Recorded data:
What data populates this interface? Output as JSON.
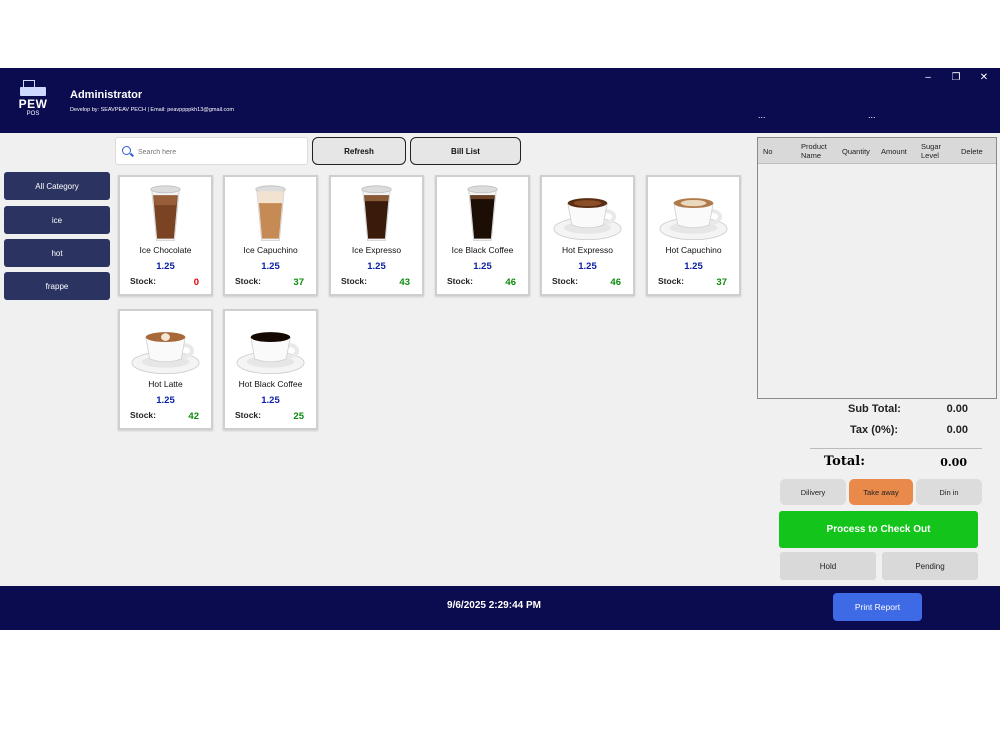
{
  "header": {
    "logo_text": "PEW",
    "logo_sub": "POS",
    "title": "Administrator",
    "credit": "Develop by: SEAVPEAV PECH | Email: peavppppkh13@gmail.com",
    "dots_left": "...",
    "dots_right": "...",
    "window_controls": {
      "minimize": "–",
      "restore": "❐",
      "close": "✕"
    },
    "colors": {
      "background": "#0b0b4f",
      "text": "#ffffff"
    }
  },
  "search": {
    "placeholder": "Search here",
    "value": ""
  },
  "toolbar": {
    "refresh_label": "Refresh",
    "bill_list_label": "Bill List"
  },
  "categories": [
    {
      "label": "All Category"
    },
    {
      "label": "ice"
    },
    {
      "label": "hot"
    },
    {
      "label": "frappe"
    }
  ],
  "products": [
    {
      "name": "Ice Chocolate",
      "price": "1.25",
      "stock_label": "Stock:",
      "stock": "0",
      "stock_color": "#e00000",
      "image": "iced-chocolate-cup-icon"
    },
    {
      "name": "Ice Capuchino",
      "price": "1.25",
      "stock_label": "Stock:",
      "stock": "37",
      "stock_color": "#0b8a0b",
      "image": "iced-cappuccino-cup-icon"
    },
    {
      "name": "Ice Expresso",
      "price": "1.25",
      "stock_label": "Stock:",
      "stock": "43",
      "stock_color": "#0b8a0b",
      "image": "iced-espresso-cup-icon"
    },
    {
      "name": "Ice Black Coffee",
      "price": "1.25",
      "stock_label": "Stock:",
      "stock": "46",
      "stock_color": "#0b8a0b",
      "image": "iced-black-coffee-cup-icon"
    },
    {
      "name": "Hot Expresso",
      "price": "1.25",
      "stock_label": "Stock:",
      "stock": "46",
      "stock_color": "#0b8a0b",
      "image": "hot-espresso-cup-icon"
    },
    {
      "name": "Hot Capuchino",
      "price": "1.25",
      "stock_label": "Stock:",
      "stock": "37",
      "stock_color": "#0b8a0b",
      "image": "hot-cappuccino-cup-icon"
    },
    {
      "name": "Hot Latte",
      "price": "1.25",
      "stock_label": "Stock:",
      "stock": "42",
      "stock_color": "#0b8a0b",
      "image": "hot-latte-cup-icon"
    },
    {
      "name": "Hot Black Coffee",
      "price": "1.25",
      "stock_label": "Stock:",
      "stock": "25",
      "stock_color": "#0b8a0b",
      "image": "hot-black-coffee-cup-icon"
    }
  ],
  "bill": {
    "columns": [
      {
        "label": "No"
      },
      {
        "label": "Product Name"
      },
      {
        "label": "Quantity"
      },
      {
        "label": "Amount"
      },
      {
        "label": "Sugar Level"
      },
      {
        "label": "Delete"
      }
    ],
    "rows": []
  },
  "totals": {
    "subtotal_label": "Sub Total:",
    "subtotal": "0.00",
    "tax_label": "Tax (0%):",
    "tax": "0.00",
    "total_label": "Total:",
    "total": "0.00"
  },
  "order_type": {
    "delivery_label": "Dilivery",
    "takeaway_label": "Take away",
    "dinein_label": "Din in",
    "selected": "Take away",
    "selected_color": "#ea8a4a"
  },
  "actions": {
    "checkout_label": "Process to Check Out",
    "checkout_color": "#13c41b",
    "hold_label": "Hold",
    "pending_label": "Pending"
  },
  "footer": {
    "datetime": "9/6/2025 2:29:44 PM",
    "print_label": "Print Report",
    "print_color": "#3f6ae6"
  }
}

Written task: Lines containing the string "cappuccino" should be counted; reply with their number and nothing more.

Answer in full: 2